PAGE TEXT:
Works in the series thus far include:
- The Ethics of Dust: Ex-Alumix (2008)
- The Ethics of Dust: Doge's Palace (2009)
- The Ethics of Dust: Carthago Nova (2013)
- The Ethics of Dust: Trajan's Column (2015)
- The Ethics of Dust: Maison de Famille Louis Vuitton (2015)
- The Ethics of Dust: Old United States Mint (2015)
- The Ethics of Dust: Westminster Hall (2016)

===Distributed Monuments (2017 to present) ===
Distributed Monuments is a body of work made of dust transferred onto latex casts and enclosed in light boxes. Each cast is extracted from distinct site-specific interventions performed by Otero-Pailos as part of his series of works called The Ethics of Dust. The artworks’ materials come from monuments such as Westminster Hall in London, the Doge's Palace in Venice, or the U.S. Old Mint in San Francisco. Designed to be easily transported, Otero-Pailos explains in an interview for ArtSpace that the work "questions our relationship with building as cultural objects and inspire us to care for the object as such, to become cultural stewards." The Distributed Monuments series was first exhibited at the Seaman's House, a 2017 exhibition in the Chelsea district of New York City curated by Helen Allen Smith, and second at the Chicago Architecture Biennial 2017 titled Make New History curated by Artistic Directors Sharon Johnston and Mark Lee of the Los Angeles–based firm Johnston Marklee. Otero-Pailos' contribution to the Chicago Architecture Biennial received positive critical reviews.

===Analogue Sites (2024)===
"Analogue Sites" was a public art exhibition by Jorge Otero-Pailos displayed on Manhattan's Park Avenue from April 1 to October 31, 2024. The exhibition consisted of three large-scale steel sculptures crafted from sections of the fence that originally surrounded the former U.S. Embassy in Oslo, a landmark designed by architect Eero Saarinen. These works engaged with the modernist architectural landscape of Park Avenue, including landmarks such as the Seagram Building examining themes of cultural diplomacy and architectural preservation.
The exhibition was produced by Otero-Pailos Studio at the invitation of The Fund for Park Avenue Sculpture Committee. The exhibition led to numerous public programs with cultural partners and a digital guide created in partnership with Bloomberg Connects, part of Bloomberg Philanthropy.

===Treaties on De-Fences (2024)===
"Treaties on De-Fences" was an exhibition by Jorge Otero-Pailos held at the National Museum of American Diplomacy (NMAD) in Washington, D.C., beginning June 4, 2024. The exhibition focused on the decommissioned U.S. Embassy in Oslo and featured sculptures made from its original steel fence as well as an artist's book of prints. The exhibition was curated by Todd Kinser and produced in partnership with the Foundation for Art and Preservation in Embassies.

===American Academy in Rome (2021-22)===
In 2021 and 2022, Jorge Otero-Pailos completed the Roy Lichtenstein Visual Art Residency at the American Academy in Rome. During his residency, he created a series of cast works that explored the material traces of time and decay through the lens of experimental preservation. His work was included in the group exhibition Regeneration, curated by Lindsay Harris, interim Andrew Heiskell Arts Director, and Elizabeth Rodini, interim Director.

INFORMATION SHOWN:
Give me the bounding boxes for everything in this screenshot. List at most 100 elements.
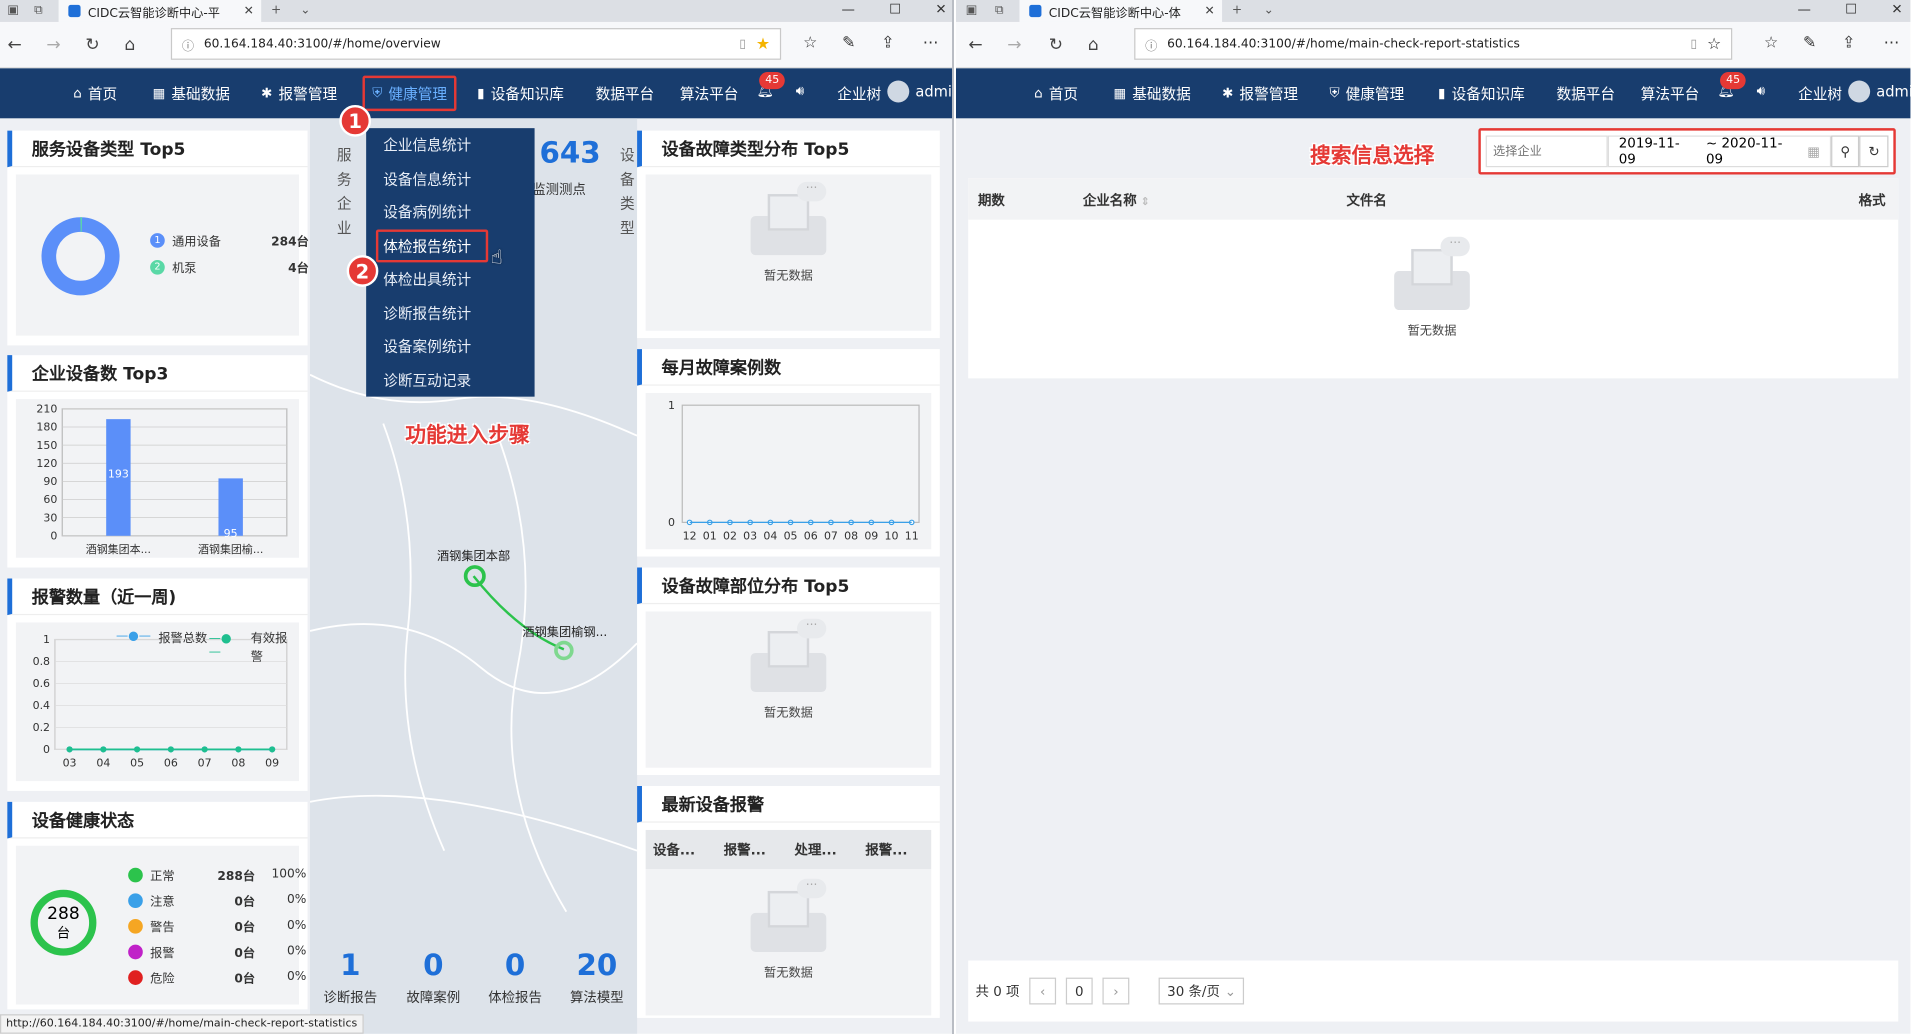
y-tick-label: 120 (36, 457, 57, 470)
nav-basic-data[interactable]: ▦ 基础数据 (1113, 83, 1190, 104)
page-size-select[interactable]: 30 条/页 ⌄ (1158, 977, 1245, 1005)
home-icon[interactable]: ⌂ (124, 35, 135, 55)
nav-algo-platform[interactable]: 算法平台 (1641, 83, 1700, 104)
close-window-icon[interactable]: ✕ (935, 1, 946, 17)
legend-item: 2 机泵 4台 (150, 258, 309, 276)
maximize-icon[interactable]: ☐ (1845, 1, 1857, 17)
nav-knowledge[interactable]: ▮ 设备知识库 (477, 83, 564, 104)
menu-item[interactable]: 设备信息统计 (366, 162, 534, 196)
browser-tab[interactable]: CIDC云智能诊断中心-体 ✕ (1019, 0, 1223, 22)
nav-home[interactable]: ⌂ 首页 (1034, 83, 1078, 104)
speaker-icon[interactable]: 🔊︎ (796, 83, 804, 100)
status-bar-url: http://60.164.184.40:3100/#/home/main-ch… (0, 1014, 364, 1034)
col-period[interactable]: 期数 (978, 190, 1005, 210)
tab-list-icon[interactable]: ⌄ (1264, 4, 1274, 17)
url-bar[interactable]: ⓘ 60.164.184.40:3100/#/home/overview ▯ ★ (170, 28, 782, 60)
nav-data-platform[interactable]: 数据平台 (1556, 83, 1615, 104)
legend-valid: —●— 有效报警 (208, 632, 288, 664)
close-window-icon[interactable]: ✕ (1891, 1, 1902, 17)
new-tab-icon[interactable]: + (1232, 4, 1242, 17)
speaker-icon[interactable]: 🔊︎ (1757, 83, 1765, 100)
favorite-star-icon[interactable]: ★ (756, 35, 770, 53)
monthly-line-chart: 0112 01 02 03 04 05 06 07 08 09 10 11 (668, 399, 920, 542)
shield-icon: ⛨ (372, 84, 383, 101)
close-tab-icon[interactable]: ✕ (1205, 4, 1215, 17)
more-icon[interactable]: ⋯ (923, 34, 939, 52)
tab-actions-icon[interactable]: ▣ (7, 4, 19, 17)
alarm-icon: ✱ (261, 85, 273, 102)
nav-data-platform[interactable]: 数据平台 (596, 83, 655, 104)
share-icon[interactable]: ⇪ (881, 34, 894, 52)
user-menu[interactable]: admin (887, 80, 952, 103)
search-bar: 2019-11-09~ 2020-11-09▦ ⚲ ↻ (1478, 128, 1896, 175)
nav-health[interactable]: ⛨ 健康管理 (1329, 83, 1404, 104)
reading-view-icon[interactable]: ▯ (739, 37, 746, 50)
home-icon[interactable]: ⌂ (1088, 35, 1099, 55)
forward-icon[interactable]: → (46, 35, 60, 55)
page-input[interactable]: 0 (1065, 977, 1093, 1005)
tab-actions-icon[interactable]: ▣ (966, 4, 978, 17)
nav-alarm[interactable]: ✱ 报警管理 (261, 83, 337, 104)
x-tick-label: 03 (63, 756, 77, 769)
menu-item[interactable]: 诊断互动记录 (366, 363, 534, 397)
menu-item[interactable]: 体检出具统计 (366, 262, 534, 296)
minimize-icon[interactable]: — (842, 1, 855, 17)
panel-title: 设备健康状态 (7, 801, 308, 839)
menu-item[interactable]: 企业信息统计 (366, 128, 534, 162)
refresh-icon[interactable]: ↻ (85, 35, 99, 55)
user-menu[interactable]: admin (1848, 80, 1914, 103)
reading-view-icon[interactable]: ▯ (1691, 37, 1698, 50)
nav-enterprise-tree[interactable]: 企业树 (1798, 83, 1842, 104)
shield-icon: ⛨ (1329, 84, 1340, 101)
share-icon[interactable]: ⇪ (1842, 34, 1855, 52)
menu-item[interactable]: 诊断报告统计 (366, 296, 534, 330)
back-icon[interactable]: ← (7, 35, 21, 55)
pen-icon[interactable]: ✎ (842, 34, 855, 52)
search-button[interactable]: ⚲ (1830, 135, 1860, 168)
back-icon[interactable]: ← (968, 35, 982, 55)
nav-algo-platform[interactable]: 算法平台 (680, 83, 739, 104)
pen-icon[interactable]: ✎ (1803, 34, 1816, 52)
nav-knowledge[interactable]: ▮ 设备知识库 (1438, 83, 1525, 104)
new-tab-icon[interactable]: + (271, 4, 281, 17)
url-bar[interactable]: ⓘ 60.164.184.40:3100/#/home/main-check-r… (1134, 28, 1733, 60)
forward-icon[interactable]: → (1007, 35, 1021, 55)
refresh-icon[interactable]: ↻ (1049, 35, 1063, 55)
favorite-star-icon[interactable]: ☆ (1707, 35, 1721, 53)
favorites-icon[interactable]: ☆ (803, 34, 817, 52)
back-tabs-icon[interactable]: ⧉ (34, 4, 43, 17)
date-range-picker[interactable]: 2019-11-09 ~ 2020-11-09 ▦ (1607, 135, 1831, 168)
x-tick-label: 08 (844, 529, 858, 542)
col-format[interactable]: 格式 (1859, 190, 1886, 210)
nav-health[interactable]: ⛨ 健康管理 (362, 75, 457, 112)
menu-item-check-report[interactable]: 体检报告统计 (375, 228, 489, 263)
nav-enterprise-tree[interactable]: 企业树 (837, 83, 881, 104)
prev-page-button[interactable]: ‹ (1029, 977, 1057, 1005)
status-percent: 0% (286, 893, 307, 907)
col-filename[interactable]: 文件名 (1347, 190, 1387, 210)
next-page-button[interactable]: › (1102, 977, 1130, 1005)
back-tabs-icon[interactable]: ⧉ (995, 4, 1004, 17)
search-icon: ⚲ (1840, 143, 1851, 160)
x-tick-label: 12 (683, 529, 697, 542)
browser-tab[interactable]: CIDC云智能诊断中心-平 ✕ (58, 0, 262, 22)
status-count: 0台 (234, 895, 256, 910)
map-marker[interactable] (554, 640, 574, 661)
col-enterprise[interactable]: 企业名称 ⇕ (1083, 190, 1150, 210)
nav-home[interactable]: ⌂ 首页 (73, 83, 117, 104)
enterprise-select[interactable] (1485, 135, 1608, 168)
nav-alarm[interactable]: ✱ 报警管理 (1222, 83, 1298, 104)
map-place-label: 酒钢集团本部 (436, 550, 511, 564)
tab-list-icon[interactable]: ⌄ (300, 4, 310, 17)
nav-basic-data[interactable]: ▦ 基础数据 (153, 83, 230, 104)
reset-button[interactable]: ↻ (1859, 135, 1889, 168)
menu-item[interactable]: 设备病例统计 (366, 195, 534, 229)
minimize-icon[interactable]: — (1798, 1, 1811, 17)
tab-title: CIDC云智能诊断中心-平 (87, 6, 220, 21)
maximize-icon[interactable]: ☐ (889, 1, 901, 17)
map-marker[interactable] (463, 565, 486, 588)
close-tab-icon[interactable]: ✕ (244, 4, 254, 17)
favorites-icon[interactable]: ☆ (1764, 34, 1778, 52)
menu-item[interactable]: 设备案例统计 (366, 330, 534, 364)
more-icon[interactable]: ⋯ (1884, 34, 1900, 52)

EXERCISE TASKS:
A. According to the text on Jorge Otero-Pailos's works, what building did the steel fence used in the "Analogue Sites" sculptures originally surround?
B. Extend the text on Jorge Otero-Pailos's works from where it stops.

OUTPUTS BY TASK:
A. The former U.S. Embassy in Oslo, designed by Eero Saarinen.

B.
The exhibition opened on April 13, 2022, at the American Academy in Rome and featured works by artists across five continents. Regeneration examined themes of decay and renewal in historical and cultural contexts, with Otero-Pailos’s contributions tying processes of change, such as dust and rust accumulation, to the city of Rome itself. His work was exhibited alongside notable pieces by artists such as Guillermo Kuitca, Sonya Clark, and Yeesookyung.

===Watershed Moment (2020-2021)===
"Watershed Moment" was a site-specific art installation by Jorge Otero-Pailos, commissioned to mark the opening of Lyndhurst Mansion's unrestored swimming pool building after extensive stabilization. The installation featured monumental cast-latex curtains suspended over the empty pool, accompanied by a soundscape of water recordings from various New York State locations. This immersive experience invited visitors to reflect on the interplay between water, architecture, and memory.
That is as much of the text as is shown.